# [Supplied records]
====

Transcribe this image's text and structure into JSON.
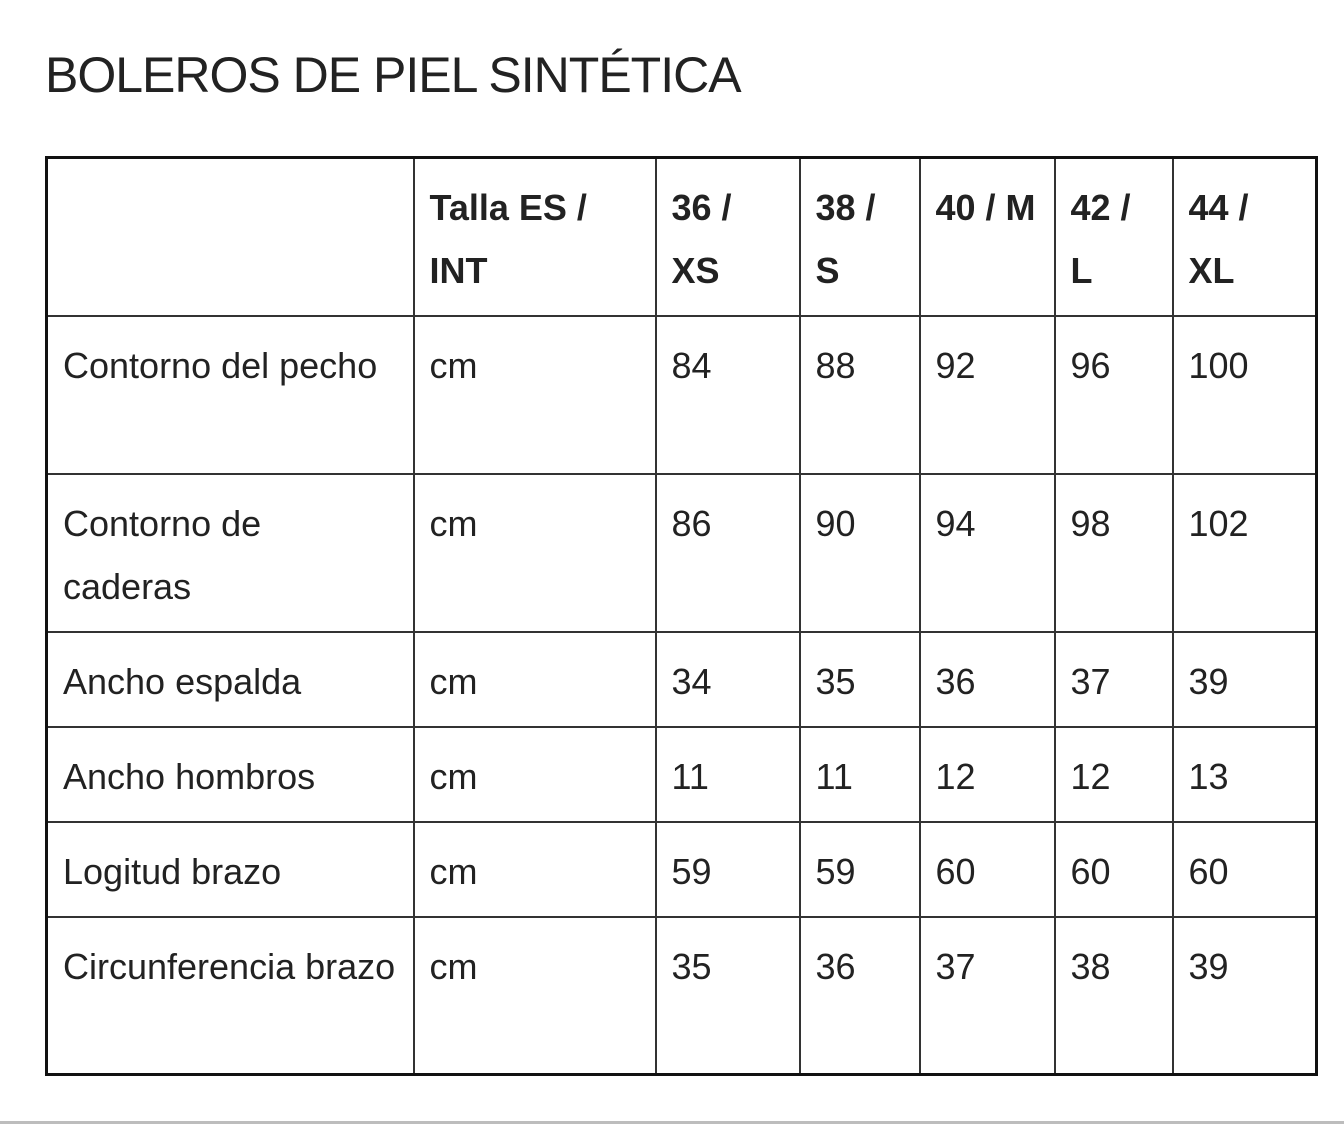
{
  "title": "BOLEROS DE PIEL SINTÉTICA",
  "table": {
    "headers": [
      "",
      "Talla ES / INT",
      "36 / XS",
      "38 / S",
      "40 / M",
      "42 / L",
      "44 / XL"
    ],
    "rows": [
      [
        "Contorno del pecho",
        "cm",
        "84",
        "88",
        "92",
        "96",
        "100"
      ],
      [
        "Contorno de caderas",
        "cm",
        "86",
        "90",
        "94",
        "98",
        "102"
      ],
      [
        "Ancho espalda",
        "cm",
        "34",
        "35",
        "36",
        "37",
        "39"
      ],
      [
        "Ancho hombros",
        "cm",
        "11",
        "11",
        "12",
        "12",
        "13"
      ],
      [
        "Logitud brazo",
        "cm",
        "59",
        "59",
        "60",
        "60",
        "60"
      ],
      [
        "Circunferencia brazo",
        "cm",
        "35",
        "36",
        "37",
        "38",
        "39"
      ]
    ]
  }
}
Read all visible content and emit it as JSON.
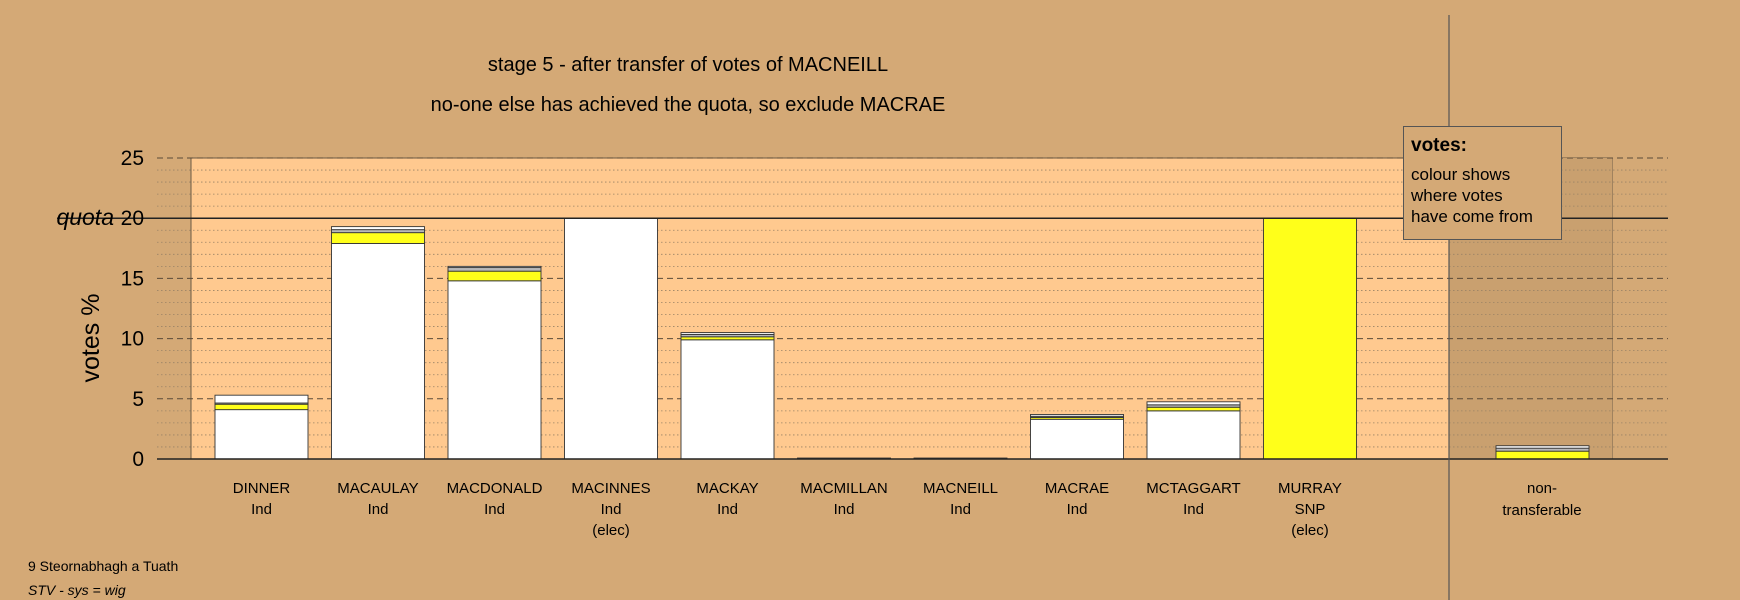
{
  "chart_data": {
    "type": "bar",
    "title": "stage 5 - after transfer of votes of MACNEILL",
    "subtitle": "no-one else has achieved the quota, so exclude MACRAE",
    "ylabel": "votes %",
    "ylim": [
      0,
      25
    ],
    "yticks": [
      "0",
      "5",
      "10",
      "15",
      "20",
      "25"
    ],
    "quota": {
      "value": 20,
      "label": "quota"
    },
    "grid": true,
    "candidates": [
      {
        "name": "DINNER",
        "party": "Ind",
        "status": "",
        "segments": [
          {
            "value": 4.1,
            "color": "#ffffff"
          },
          {
            "value": 0.45,
            "color": "#ffff1a"
          },
          {
            "value": 0.1,
            "color": "#b8b8b8"
          },
          {
            "value": 0.65,
            "color": "#ffffff"
          }
        ]
      },
      {
        "name": "MACAULAY",
        "party": "Ind",
        "status": "",
        "segments": [
          {
            "value": 17.9,
            "color": "#ffffff"
          },
          {
            "value": 0.9,
            "color": "#ffff1a"
          },
          {
            "value": 0.25,
            "color": "#b8b8b8"
          },
          {
            "value": 0.25,
            "color": "#ffffff"
          }
        ]
      },
      {
        "name": "MACDONALD",
        "party": "Ind",
        "status": "",
        "segments": [
          {
            "value": 14.8,
            "color": "#ffffff"
          },
          {
            "value": 0.8,
            "color": "#ffff1a"
          },
          {
            "value": 0.3,
            "color": "#b8b8b8"
          },
          {
            "value": 0.1,
            "color": "#ffffff"
          }
        ]
      },
      {
        "name": "MACINNES",
        "party": "Ind",
        "status": "(elec)",
        "segments": [
          {
            "value": 20.0,
            "color": "#ffffff"
          }
        ]
      },
      {
        "name": "MACKAY",
        "party": "Ind",
        "status": "",
        "segments": [
          {
            "value": 9.9,
            "color": "#ffffff"
          },
          {
            "value": 0.25,
            "color": "#ffff1a"
          },
          {
            "value": 0.2,
            "color": "#b8b8b8"
          },
          {
            "value": 0.15,
            "color": "#ffffff"
          }
        ]
      },
      {
        "name": "MACMILLAN",
        "party": "Ind",
        "status": "",
        "segments": [
          {
            "value": 0.08,
            "color": "#ffffff"
          }
        ]
      },
      {
        "name": "MACNEILL",
        "party": "Ind",
        "status": "",
        "segments": [
          {
            "value": 0.08,
            "color": "#ffffff"
          }
        ]
      },
      {
        "name": "MACRAE",
        "party": "Ind",
        "status": "",
        "segments": [
          {
            "value": 3.3,
            "color": "#ffffff"
          },
          {
            "value": 0.15,
            "color": "#ffff1a"
          },
          {
            "value": 0.1,
            "color": "#b8b8b8"
          },
          {
            "value": 0.15,
            "color": "#ffffff"
          }
        ]
      },
      {
        "name": "MCTAGGART",
        "party": "Ind",
        "status": "",
        "segments": [
          {
            "value": 4.0,
            "color": "#ffffff"
          },
          {
            "value": 0.3,
            "color": "#ffff1a"
          },
          {
            "value": 0.2,
            "color": "#b8b8b8"
          },
          {
            "value": 0.25,
            "color": "#ffffff"
          }
        ]
      },
      {
        "name": "MURRAY",
        "party": "SNP",
        "status": "(elec)",
        "segments": [
          {
            "value": 20.0,
            "color": "#ffff1a"
          }
        ]
      }
    ],
    "nontransferable": {
      "label_line1": "non-",
      "label_line2": "transferable",
      "segments": [
        {
          "value": 0.65,
          "color": "#ffff1a"
        },
        {
          "value": 0.25,
          "color": "#b8b8b8"
        },
        {
          "value": 0.2,
          "color": "#ffffff"
        }
      ]
    },
    "legend": {
      "title": "votes:",
      "lines": [
        "colour shows",
        "where votes",
        "have come from"
      ],
      "placement": "top-right"
    }
  },
  "footer": {
    "line1": "9 Steornabhagh a Tuath",
    "line2": "STV - sys = wig"
  },
  "colors": {
    "background": "#d4a976",
    "plot_area": "#ffc98f",
    "plot_shade": "#c9a06f"
  }
}
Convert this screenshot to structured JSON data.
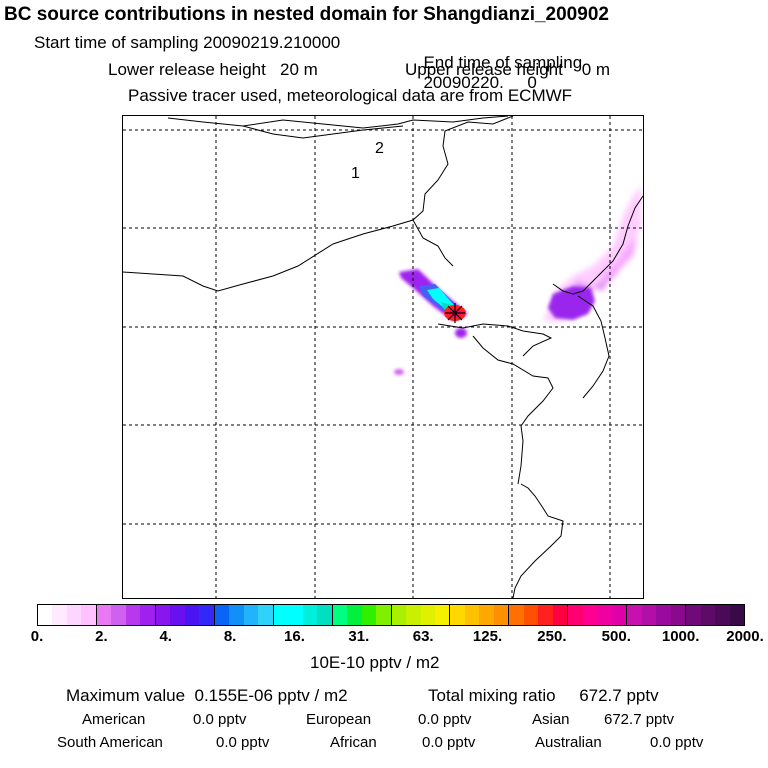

====

# [Your objective]
Quote every line word for word and keep the images out of the copy.

# [Solution to the problem]
Transcribe this image's text and structure into JSON.
{
  "title": "BOLEROS DE PIEL SINTÉTICA",
  "table": {
    "headers": [
      "",
      "Talla ES / INT",
      "36 / XS",
      "38 / S",
      "40 / M",
      "42 / L",
      "44 / XL"
    ],
    "rows": [
      [
        "Contorno del pecho",
        "cm",
        "84",
        "88",
        "92",
        "96",
        "100"
      ],
      [
        "Contorno de caderas",
        "cm",
        "86",
        "90",
        "94",
        "98",
        "102"
      ],
      [
        "Ancho espalda",
        "cm",
        "34",
        "35",
        "36",
        "37",
        "39"
      ],
      [
        "Ancho hombros",
        "cm",
        "11",
        "11",
        "12",
        "12",
        "13"
      ],
      [
        "Logitud brazo",
        "cm",
        "59",
        "59",
        "60",
        "60",
        "60"
      ],
      [
        "Circunferencia brazo",
        "cm",
        "35",
        "36",
        "37",
        "38",
        "39"
      ]
    ]
  }
}
Read all visible content and emit it as JSON.
{
  "chart_data": {
    "type": "bar",
    "title": "stage 5 - after transfer of votes of MACNEILL",
    "subtitle": "no-one else has achieved the quota, so exclude MACRAE",
    "ylabel": "votes %",
    "ylim": [
      0,
      25
    ],
    "yticks": [
      "0",
      "5",
      "10",
      "15",
      "20",
      "25"
    ],
    "quota": {
      "value": 20,
      "label": "quota"
    },
    "grid": true,
    "candidates": [
      {
        "name": "DINNER",
        "party": "Ind",
        "status": "",
        "segments": [
          {
            "value": 4.1,
            "color": "#ffffff"
          },
          {
            "value": 0.45,
            "color": "#ffff1a"
          },
          {
            "value": 0.1,
            "color": "#b8b8b8"
          },
          {
            "value": 0.65,
            "color": "#ffffff"
          }
        ]
      },
      {
        "name": "MACAULAY",
        "party": "Ind",
        "status": "",
        "segments": [
          {
            "value": 17.9,
            "color": "#ffffff"
          },
          {
            "value": 0.9,
            "color": "#ffff1a"
          },
          {
            "value": 0.25,
            "color": "#b8b8b8"
          },
          {
            "value": 0.25,
            "color": "#ffffff"
          }
        ]
      },
      {
        "name": "MACDONALD",
        "party": "Ind",
        "status": "",
        "segments": [
          {
            "value": 14.8,
            "color": "#ffffff"
          },
          {
            "value": 0.8,
            "color": "#ffff1a"
          },
          {
            "value": 0.3,
            "color": "#b8b8b8"
          },
          {
            "value": 0.1,
            "color": "#ffffff"
          }
        ]
      },
      {
        "name": "MACINNES",
        "party": "Ind",
        "status": "(elec)",
        "segments": [
          {
            "value": 20.0,
            "color": "#ffffff"
          }
        ]
      },
      {
        "name": "MACKAY",
        "party": "Ind",
        "status": "",
        "segments": [
          {
            "value": 9.9,
            "color": "#ffffff"
          },
          {
            "value": 0.25,
            "color": "#ffff1a"
          },
          {
            "value": 0.2,
            "color": "#b8b8b8"
          },
          {
            "value": 0.15,
            "color": "#ffffff"
          }
        ]
      },
      {
        "name": "MACMILLAN",
        "party": "Ind",
        "status": "",
        "segments": [
          {
            "value": 0.08,
            "color": "#ffffff"
          }
        ]
      },
      {
        "name": "MACNEILL",
        "party": "Ind",
        "status": "",
        "segments": [
          {
            "value": 0.08,
            "color": "#ffffff"
          }
        ]
      },
      {
        "name": "MACRAE",
        "party": "Ind",
        "status": "",
        "segments": [
          {
            "value": 3.3,
            "color": "#ffffff"
          },
          {
            "value": 0.15,
            "color": "#ffff1a"
          },
          {
            "value": 0.1,
            "color": "#b8b8b8"
          },
          {
            "value": 0.15,
            "color": "#ffffff"
          }
        ]
      },
      {
        "name": "MCTAGGART",
        "party": "Ind",
        "status": "",
        "segments": [
          {
            "value": 4.0,
            "color": "#ffffff"
          },
          {
            "value": 0.3,
            "color": "#ffff1a"
          },
          {
            "value": 0.2,
            "color": "#b8b8b8"
          },
          {
            "value": 0.25,
            "color": "#ffffff"
          }
        ]
      },
      {
        "name": "MURRAY",
        "party": "SNP",
        "status": "(elec)",
        "segments": [
          {
            "value": 20.0,
            "color": "#ffff1a"
          }
        ]
      }
    ],
    "nontransferable": {
      "label_line1": "non-",
      "label_line2": "transferable",
      "segments": [
        {
          "value": 0.65,
          "color": "#ffff1a"
        },
        {
          "value": 0.25,
          "color": "#b8b8b8"
        },
        {
          "value": 0.2,
          "color": "#ffffff"
        }
      ]
    },
    "legend": {
      "title": "votes:",
      "lines": [
        "colour shows",
        "where votes",
        "have come from"
      ],
      "placement": "top-right"
    }
  },
  "footer": {
    "line1": "9 Steornabhagh a Tuath",
    "line2": "STV - sys = wig"
  },
  "colors": {
    "background": "#d4a976",
    "plot_area": "#ffc98f",
    "plot_shade": "#c9a06f"
  }
}
Convert this screenshot to structured JSON data.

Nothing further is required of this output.